**Exercise goal**
Pick out every line with the word "бюджету" and copy it.
____ Records for processing
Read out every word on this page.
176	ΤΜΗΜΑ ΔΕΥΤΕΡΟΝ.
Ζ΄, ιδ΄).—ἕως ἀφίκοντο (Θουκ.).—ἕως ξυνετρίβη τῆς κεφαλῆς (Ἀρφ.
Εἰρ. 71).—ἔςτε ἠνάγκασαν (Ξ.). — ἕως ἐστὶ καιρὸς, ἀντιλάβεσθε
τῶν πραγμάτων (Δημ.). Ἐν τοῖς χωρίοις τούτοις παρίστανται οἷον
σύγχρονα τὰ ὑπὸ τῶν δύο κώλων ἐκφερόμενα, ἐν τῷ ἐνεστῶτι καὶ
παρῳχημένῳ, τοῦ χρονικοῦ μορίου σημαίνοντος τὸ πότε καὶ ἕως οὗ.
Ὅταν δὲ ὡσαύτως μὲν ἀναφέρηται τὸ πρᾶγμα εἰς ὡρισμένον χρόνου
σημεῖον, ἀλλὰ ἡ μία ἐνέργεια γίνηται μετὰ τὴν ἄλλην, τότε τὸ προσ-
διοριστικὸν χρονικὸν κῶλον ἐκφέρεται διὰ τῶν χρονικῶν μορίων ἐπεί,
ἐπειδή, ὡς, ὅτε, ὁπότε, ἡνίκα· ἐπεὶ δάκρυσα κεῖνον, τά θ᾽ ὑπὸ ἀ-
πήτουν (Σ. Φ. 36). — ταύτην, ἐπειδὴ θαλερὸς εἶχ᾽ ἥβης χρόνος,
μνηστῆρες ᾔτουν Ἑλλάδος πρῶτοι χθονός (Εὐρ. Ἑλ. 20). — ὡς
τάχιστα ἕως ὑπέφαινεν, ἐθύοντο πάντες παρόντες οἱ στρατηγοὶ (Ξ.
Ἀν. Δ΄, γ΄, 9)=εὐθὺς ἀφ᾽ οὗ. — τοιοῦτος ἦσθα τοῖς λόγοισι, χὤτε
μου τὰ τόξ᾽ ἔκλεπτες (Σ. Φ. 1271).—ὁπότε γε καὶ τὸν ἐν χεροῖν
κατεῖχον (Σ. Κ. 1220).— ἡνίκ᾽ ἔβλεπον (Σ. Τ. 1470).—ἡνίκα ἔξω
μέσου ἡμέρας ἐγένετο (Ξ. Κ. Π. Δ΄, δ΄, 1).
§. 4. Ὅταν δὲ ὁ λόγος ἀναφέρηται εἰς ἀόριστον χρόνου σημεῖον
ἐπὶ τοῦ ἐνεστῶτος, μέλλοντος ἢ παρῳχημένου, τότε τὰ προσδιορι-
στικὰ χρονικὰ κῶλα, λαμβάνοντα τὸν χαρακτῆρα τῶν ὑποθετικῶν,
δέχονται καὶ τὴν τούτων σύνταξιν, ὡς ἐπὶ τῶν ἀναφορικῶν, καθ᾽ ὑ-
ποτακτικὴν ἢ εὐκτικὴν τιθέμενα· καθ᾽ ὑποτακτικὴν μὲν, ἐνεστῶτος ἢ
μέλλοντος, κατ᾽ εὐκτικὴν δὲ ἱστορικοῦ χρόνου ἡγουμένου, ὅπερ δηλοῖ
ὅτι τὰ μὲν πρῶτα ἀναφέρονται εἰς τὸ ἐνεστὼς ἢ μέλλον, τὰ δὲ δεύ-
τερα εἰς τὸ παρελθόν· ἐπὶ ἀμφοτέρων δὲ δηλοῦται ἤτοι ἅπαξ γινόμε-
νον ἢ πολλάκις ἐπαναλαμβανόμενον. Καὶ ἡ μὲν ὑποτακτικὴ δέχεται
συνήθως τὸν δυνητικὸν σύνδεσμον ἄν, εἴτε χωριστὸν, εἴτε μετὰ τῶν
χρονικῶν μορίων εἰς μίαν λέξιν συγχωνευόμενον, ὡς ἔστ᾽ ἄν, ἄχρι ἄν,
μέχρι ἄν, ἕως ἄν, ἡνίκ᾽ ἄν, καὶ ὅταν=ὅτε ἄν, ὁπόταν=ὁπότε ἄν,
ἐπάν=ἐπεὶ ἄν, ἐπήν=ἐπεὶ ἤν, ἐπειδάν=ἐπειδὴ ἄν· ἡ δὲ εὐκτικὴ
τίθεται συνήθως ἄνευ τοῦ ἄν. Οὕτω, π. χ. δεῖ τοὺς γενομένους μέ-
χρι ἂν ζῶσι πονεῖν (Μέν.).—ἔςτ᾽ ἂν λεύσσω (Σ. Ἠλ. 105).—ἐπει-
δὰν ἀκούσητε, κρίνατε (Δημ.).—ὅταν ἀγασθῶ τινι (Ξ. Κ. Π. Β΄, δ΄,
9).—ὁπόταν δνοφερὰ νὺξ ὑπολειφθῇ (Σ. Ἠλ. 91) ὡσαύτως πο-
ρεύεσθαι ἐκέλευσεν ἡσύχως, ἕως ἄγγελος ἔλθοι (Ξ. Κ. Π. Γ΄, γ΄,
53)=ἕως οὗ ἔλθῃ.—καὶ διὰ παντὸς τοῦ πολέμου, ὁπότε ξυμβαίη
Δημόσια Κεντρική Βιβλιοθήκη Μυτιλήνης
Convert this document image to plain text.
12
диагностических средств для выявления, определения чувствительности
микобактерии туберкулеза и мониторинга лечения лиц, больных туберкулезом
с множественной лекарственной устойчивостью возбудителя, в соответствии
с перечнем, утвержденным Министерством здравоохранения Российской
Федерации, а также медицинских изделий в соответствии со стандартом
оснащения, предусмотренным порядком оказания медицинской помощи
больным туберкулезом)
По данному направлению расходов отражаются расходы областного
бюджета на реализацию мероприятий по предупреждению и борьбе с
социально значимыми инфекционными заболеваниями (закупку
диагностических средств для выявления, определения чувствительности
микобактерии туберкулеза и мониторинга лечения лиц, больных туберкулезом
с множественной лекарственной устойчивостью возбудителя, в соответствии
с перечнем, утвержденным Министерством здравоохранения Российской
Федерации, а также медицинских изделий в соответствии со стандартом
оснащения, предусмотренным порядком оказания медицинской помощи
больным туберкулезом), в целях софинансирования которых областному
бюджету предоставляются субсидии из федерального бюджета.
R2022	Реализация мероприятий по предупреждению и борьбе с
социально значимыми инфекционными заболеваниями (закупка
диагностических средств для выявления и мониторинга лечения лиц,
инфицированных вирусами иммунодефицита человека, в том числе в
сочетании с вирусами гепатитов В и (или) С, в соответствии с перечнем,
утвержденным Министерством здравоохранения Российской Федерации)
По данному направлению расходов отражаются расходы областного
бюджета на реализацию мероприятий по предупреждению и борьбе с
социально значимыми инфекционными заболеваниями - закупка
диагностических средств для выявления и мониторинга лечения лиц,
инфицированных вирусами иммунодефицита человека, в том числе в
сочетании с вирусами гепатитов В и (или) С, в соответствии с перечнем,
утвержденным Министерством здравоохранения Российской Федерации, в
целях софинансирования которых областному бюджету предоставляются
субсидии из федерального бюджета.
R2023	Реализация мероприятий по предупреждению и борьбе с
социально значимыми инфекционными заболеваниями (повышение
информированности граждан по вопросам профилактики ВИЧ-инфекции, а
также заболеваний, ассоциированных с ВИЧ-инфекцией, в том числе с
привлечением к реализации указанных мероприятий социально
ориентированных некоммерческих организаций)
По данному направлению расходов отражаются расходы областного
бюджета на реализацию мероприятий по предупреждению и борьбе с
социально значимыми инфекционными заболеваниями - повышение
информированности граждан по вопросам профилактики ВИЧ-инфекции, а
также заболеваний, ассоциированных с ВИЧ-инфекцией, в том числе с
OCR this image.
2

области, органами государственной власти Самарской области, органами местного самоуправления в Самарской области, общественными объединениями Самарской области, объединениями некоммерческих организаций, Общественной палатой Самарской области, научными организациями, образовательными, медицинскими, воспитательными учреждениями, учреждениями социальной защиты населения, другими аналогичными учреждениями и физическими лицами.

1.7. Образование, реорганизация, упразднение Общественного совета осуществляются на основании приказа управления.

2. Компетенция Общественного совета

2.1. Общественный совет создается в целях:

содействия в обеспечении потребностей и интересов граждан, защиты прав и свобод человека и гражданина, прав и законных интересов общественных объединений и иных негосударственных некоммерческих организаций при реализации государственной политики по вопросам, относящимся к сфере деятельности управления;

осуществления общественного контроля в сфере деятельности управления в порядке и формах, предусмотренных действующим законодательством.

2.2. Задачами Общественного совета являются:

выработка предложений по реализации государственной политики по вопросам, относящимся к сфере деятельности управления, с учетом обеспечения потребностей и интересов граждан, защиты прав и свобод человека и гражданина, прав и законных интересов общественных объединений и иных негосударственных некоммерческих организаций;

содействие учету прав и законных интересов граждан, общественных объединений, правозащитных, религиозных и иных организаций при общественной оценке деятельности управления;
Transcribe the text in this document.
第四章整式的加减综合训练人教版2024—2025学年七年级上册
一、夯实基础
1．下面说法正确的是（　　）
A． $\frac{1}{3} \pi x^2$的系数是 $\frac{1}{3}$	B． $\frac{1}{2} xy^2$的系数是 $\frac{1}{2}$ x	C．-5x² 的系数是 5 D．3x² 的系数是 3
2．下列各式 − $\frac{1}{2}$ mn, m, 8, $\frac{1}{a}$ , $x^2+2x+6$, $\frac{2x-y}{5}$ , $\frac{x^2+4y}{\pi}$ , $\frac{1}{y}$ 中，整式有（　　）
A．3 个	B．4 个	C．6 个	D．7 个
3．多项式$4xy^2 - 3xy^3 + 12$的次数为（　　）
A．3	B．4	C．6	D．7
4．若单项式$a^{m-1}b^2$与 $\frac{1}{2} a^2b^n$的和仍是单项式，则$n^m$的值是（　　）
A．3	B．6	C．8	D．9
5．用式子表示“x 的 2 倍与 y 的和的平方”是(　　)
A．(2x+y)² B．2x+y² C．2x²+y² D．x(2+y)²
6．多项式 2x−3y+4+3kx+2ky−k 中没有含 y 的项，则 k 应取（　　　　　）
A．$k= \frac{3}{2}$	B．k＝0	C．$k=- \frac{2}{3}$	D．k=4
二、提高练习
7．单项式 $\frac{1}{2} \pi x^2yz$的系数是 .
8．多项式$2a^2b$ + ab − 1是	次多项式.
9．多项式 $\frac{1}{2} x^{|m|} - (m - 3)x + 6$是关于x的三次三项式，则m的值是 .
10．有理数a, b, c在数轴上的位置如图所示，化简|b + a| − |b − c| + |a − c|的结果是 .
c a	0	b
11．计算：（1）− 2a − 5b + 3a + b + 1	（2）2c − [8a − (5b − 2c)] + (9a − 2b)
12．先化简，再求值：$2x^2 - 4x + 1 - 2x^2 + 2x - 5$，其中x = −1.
________
**Task output**
бюджету предоставляются субсидии из федерального бюджета.
целях софинансирования которых областному бюджету предоставляются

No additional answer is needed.